* _Aim_
Rewrite the rows from the line containing "Itemize the components" through the line containing "Polygon shape (175, 118, 205, 285)", putting "Polygon region" in place of "Polygon shape" and leaving everything else as it is. Leave the pictures out of your answer.

* _Records shown_

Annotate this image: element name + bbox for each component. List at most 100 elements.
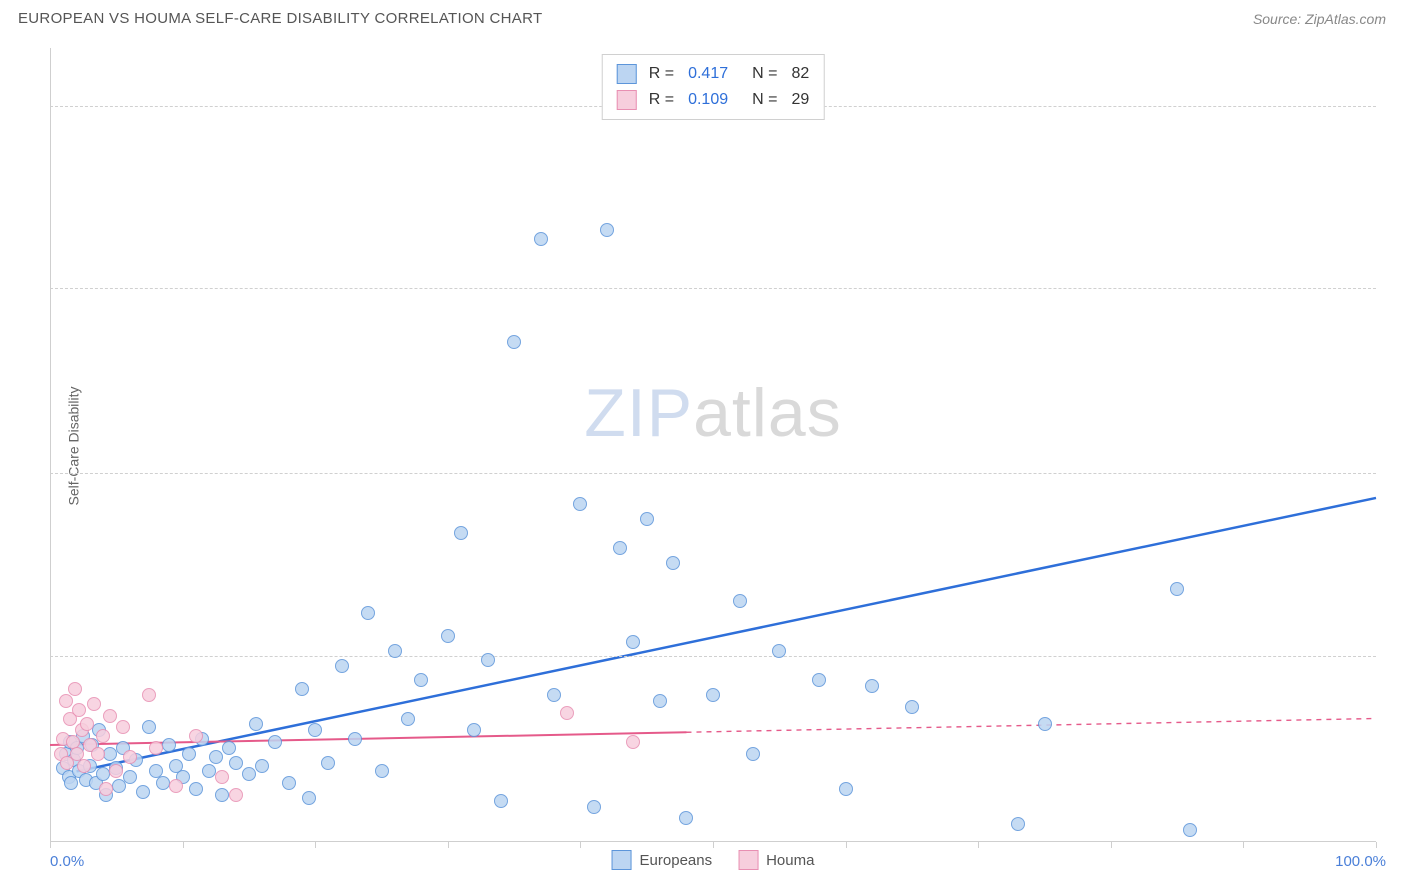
...
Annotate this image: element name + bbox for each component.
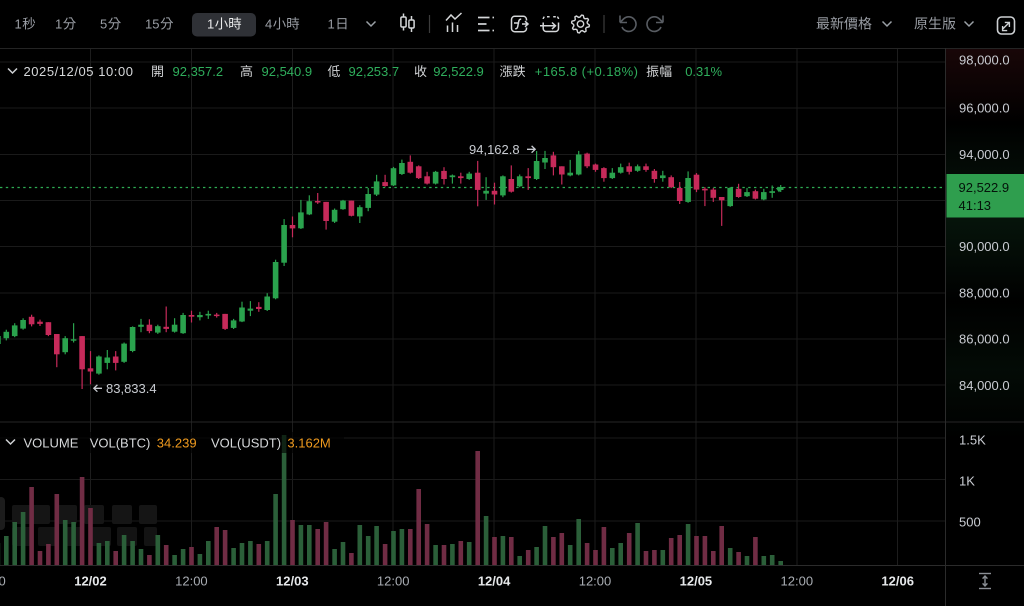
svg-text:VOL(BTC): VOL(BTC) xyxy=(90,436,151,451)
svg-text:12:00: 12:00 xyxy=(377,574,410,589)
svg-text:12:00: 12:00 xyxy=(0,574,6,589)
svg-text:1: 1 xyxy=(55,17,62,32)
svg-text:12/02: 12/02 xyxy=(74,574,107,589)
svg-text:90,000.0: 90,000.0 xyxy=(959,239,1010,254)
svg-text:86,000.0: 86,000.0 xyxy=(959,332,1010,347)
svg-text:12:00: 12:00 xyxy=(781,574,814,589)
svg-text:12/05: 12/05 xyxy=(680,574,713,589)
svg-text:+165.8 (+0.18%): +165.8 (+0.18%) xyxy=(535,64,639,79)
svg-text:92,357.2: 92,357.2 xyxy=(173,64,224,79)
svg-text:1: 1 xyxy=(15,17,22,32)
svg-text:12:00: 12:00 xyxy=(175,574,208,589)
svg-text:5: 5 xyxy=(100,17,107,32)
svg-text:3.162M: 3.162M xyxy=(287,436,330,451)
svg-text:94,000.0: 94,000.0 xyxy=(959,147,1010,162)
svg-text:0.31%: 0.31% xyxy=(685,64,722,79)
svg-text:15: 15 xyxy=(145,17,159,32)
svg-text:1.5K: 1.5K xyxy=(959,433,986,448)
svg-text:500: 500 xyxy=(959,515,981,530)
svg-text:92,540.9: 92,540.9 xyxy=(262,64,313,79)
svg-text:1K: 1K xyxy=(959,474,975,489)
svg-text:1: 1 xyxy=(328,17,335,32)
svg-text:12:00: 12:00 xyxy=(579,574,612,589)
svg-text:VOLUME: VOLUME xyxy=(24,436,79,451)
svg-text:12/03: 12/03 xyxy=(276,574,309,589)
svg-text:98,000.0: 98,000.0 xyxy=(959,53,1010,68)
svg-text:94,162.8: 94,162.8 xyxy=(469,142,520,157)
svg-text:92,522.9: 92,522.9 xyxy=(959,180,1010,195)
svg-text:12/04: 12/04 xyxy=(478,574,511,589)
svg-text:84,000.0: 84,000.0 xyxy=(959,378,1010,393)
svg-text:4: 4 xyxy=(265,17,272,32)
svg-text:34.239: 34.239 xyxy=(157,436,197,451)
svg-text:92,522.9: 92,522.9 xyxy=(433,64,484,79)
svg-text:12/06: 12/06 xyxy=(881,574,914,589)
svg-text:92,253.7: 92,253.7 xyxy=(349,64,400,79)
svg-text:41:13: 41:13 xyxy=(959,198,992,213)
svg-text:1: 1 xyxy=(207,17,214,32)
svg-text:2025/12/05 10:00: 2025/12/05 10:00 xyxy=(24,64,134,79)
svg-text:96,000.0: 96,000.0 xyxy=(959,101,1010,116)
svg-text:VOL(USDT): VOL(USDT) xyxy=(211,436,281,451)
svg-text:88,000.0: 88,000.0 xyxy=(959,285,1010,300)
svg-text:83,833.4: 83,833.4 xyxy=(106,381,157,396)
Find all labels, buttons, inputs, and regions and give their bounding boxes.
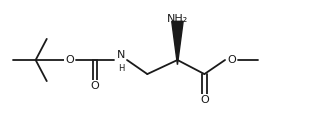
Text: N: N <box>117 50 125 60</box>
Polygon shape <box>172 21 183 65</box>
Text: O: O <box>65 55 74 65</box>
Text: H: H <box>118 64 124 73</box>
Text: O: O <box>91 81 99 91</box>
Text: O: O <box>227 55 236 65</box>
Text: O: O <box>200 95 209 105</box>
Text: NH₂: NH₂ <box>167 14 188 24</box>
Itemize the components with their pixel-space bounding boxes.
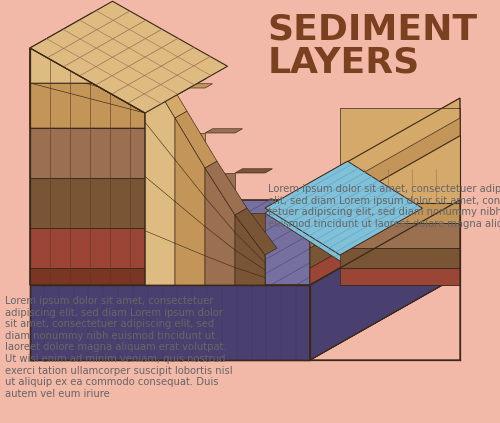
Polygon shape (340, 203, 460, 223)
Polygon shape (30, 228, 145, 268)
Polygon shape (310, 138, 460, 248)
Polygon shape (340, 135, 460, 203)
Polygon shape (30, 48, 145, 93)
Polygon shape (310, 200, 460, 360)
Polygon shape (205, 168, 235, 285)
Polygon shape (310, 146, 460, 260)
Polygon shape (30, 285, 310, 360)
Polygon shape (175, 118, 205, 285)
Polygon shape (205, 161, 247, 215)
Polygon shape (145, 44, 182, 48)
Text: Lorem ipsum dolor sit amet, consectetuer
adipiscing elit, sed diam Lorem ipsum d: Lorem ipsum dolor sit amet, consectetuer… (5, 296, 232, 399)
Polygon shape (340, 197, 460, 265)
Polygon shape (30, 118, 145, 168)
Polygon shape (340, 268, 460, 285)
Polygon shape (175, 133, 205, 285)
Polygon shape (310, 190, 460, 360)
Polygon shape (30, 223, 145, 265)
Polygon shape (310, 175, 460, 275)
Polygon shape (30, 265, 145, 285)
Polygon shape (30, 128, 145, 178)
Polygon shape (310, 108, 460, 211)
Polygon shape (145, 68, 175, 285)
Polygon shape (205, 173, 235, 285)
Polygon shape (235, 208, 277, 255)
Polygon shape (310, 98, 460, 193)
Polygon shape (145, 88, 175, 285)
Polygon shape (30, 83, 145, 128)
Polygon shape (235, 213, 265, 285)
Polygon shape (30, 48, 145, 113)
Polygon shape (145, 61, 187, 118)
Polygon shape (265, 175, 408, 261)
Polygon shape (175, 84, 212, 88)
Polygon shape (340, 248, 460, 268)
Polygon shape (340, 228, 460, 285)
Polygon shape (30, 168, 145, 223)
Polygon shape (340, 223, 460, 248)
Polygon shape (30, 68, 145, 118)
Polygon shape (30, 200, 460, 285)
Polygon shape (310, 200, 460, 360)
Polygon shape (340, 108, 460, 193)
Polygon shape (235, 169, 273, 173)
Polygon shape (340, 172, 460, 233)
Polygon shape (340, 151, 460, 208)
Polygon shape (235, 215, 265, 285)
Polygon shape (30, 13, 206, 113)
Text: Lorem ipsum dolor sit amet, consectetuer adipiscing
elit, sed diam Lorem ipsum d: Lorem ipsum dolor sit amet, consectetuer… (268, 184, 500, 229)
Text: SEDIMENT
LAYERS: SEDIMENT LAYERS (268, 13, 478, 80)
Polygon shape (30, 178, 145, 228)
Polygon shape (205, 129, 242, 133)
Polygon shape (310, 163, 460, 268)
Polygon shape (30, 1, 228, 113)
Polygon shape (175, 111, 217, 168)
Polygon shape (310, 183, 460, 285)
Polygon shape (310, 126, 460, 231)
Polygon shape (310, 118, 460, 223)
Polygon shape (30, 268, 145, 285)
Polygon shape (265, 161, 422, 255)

* _Expected answer_
Itemize the components with their pixel-space bounding boxes.
Polygon region (340, 203, 460, 223)
Polygon region (30, 228, 145, 268)
Polygon region (310, 138, 460, 248)
Polygon region (340, 135, 460, 203)
Polygon region (30, 48, 145, 93)
Polygon region (310, 200, 460, 360)
Polygon region (205, 168, 235, 285)
Polygon region (310, 146, 460, 260)
Polygon region (30, 285, 310, 360)
Polygon region (175, 118, 205, 285)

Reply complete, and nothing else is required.